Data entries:
•••

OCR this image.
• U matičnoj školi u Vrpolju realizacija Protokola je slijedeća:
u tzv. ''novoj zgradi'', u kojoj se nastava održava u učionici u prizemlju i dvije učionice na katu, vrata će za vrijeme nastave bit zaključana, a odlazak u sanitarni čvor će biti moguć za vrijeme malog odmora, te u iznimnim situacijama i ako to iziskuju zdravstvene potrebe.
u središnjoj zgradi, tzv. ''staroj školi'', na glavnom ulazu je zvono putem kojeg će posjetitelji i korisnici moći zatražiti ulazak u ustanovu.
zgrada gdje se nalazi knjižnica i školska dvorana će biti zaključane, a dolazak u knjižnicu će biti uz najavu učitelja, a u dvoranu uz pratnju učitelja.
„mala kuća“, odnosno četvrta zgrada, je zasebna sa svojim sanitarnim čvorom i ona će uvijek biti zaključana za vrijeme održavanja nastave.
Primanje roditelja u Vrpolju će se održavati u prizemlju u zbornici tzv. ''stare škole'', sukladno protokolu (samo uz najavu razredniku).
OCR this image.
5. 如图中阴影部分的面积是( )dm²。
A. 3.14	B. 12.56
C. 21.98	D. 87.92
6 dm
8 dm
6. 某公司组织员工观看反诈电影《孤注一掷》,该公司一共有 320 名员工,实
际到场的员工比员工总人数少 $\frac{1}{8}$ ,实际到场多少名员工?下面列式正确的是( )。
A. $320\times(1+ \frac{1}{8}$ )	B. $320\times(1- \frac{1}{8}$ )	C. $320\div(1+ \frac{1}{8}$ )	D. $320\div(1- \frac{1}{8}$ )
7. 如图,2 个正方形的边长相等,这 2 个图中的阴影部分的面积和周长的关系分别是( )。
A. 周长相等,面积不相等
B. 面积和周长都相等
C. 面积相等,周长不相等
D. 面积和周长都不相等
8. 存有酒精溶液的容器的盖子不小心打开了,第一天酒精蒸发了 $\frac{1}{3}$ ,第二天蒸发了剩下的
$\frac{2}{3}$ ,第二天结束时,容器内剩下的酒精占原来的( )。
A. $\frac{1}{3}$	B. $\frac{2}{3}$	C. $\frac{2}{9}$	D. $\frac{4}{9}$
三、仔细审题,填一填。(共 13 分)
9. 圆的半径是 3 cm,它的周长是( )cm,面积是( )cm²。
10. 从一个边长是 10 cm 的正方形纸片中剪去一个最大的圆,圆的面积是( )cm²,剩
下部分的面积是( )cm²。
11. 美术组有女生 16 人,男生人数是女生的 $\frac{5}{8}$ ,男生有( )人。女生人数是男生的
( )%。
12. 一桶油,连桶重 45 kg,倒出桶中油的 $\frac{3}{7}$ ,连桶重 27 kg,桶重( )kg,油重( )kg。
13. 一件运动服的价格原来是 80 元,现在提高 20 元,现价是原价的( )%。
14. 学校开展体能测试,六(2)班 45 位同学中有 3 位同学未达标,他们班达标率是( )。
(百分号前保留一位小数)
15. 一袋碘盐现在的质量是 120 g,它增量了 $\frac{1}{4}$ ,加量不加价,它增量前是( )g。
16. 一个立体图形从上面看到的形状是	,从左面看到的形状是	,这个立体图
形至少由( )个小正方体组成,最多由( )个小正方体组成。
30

•••

_Exercise description_: Go through the records and print each one exactly.

_Output of the exercise_:
OCR this image.
• U matičnoj školi u Vrpolju realizacija Protokola je slijedeća:
u tzv. ''novoj zgradi'', u kojoj se nastava održava u učionici u prizemlju i dvije učionice na katu, vrata će za vrijeme nastave bit zaključana, a odlazak u sanitarni čvor će biti moguć za vrijeme malog odmora, te u iznimnim situacijama i ako to iziskuju zdravstvene potrebe.
u središnjoj zgradi, tzv. ''staroj školi'', na glavnom ulazu je zvono putem kojeg će posjetitelji i korisnici moći zatražiti ulazak u ustanovu.
zgrada gdje se nalazi knjižnica i školska dvorana će biti zaključane, a dolazak u knjižnicu će biti uz najavu učitelja, a u dvoranu uz pratnju učitelja.
„mala kuća“, odnosno četvrta zgrada, je zasebna sa svojim sanitarnim čvorom i ona će uvijek biti zaključana za vrijeme održavanja nastave.
Primanje roditelja u Vrpolju će se održavati u prizemlju u zbornici tzv. ''stare škole'', sukladno protokolu (samo uz najavu razredniku).
OCR this image.
5. 如图中阴影部分的面积是( )dm²。
A. 3.14	B. 12.56
C. 21.98	D. 87.92
6 dm
8 dm
6. 某公司组织员工观看反诈电影《孤注一掷》,该公司一共有 320 名员工,实
际到场的员工比员工总人数少 $\frac{1}{8}$ ,实际到场多少名员工?下面列式正确的是( )。
A. $320\times(1+ \frac{1}{8}$ )	B. $320\times(1- \frac{1}{8}$ )	C. $320\div(1+ \frac{1}{8}$ )	D. $320\div(1- \frac{1}{8}$ )
7. 如图,2 个正方形的边长相等,这 2 个图中的阴影部分的面积和周长的关系分别是( )。
A. 周长相等,面积不相等
B. 面积和周长都相等
C. 面积相等,周长不相等
D. 面积和周长都不相等
8. 存有酒精溶液的容器的盖子不小心打开了,第一天酒精蒸发了 $\frac{1}{3}$ ,第二天蒸发了剩下的
$\frac{2}{3}$ ,第二天结束时,容器内剩下的酒精占原来的( )。
A. $\frac{1}{3}$	B. $\frac{2}{3}$	C. $\frac{2}{9}$	D. $\frac{4}{9}$
三、仔细审题,填一填。(共 13 分)
9. 圆的半径是 3 cm,它的周长是( )cm,面积是( )cm²。
10. 从一个边长是 10 cm 的正方形纸片中剪去一个最大的圆,圆的面积是( )cm²,剩
下部分的面积是( )cm²。
11. 美术组有女生 16 人,男生人数是女生的 $\frac{5}{8}$ ,男生有( )人。女生人数是男生的
( )%。
12. 一桶油,连桶重 45 kg,倒出桶中油的 $\frac{3}{7}$ ,连桶重 27 kg,桶重( )kg,油重( )kg。
13. 一件运动服的价格原来是 80 元,现在提高 20 元,现价是原价的( )%。
14. 学校开展体能测试,六(2)班 45 位同学中有 3 位同学未达标,他们班达标率是( )。
(百分号前保留一位小数)
15. 一袋碘盐现在的质量是 120 g,它增量了 $\frac{1}{4}$ ,加量不加价,它增量前是( )g。
16. 一个立体图形从上面看到的形状是	,从左面看到的形状是	,这个立体图
形至少由( )个小正方体组成,最多由( )个小正方体组成。
30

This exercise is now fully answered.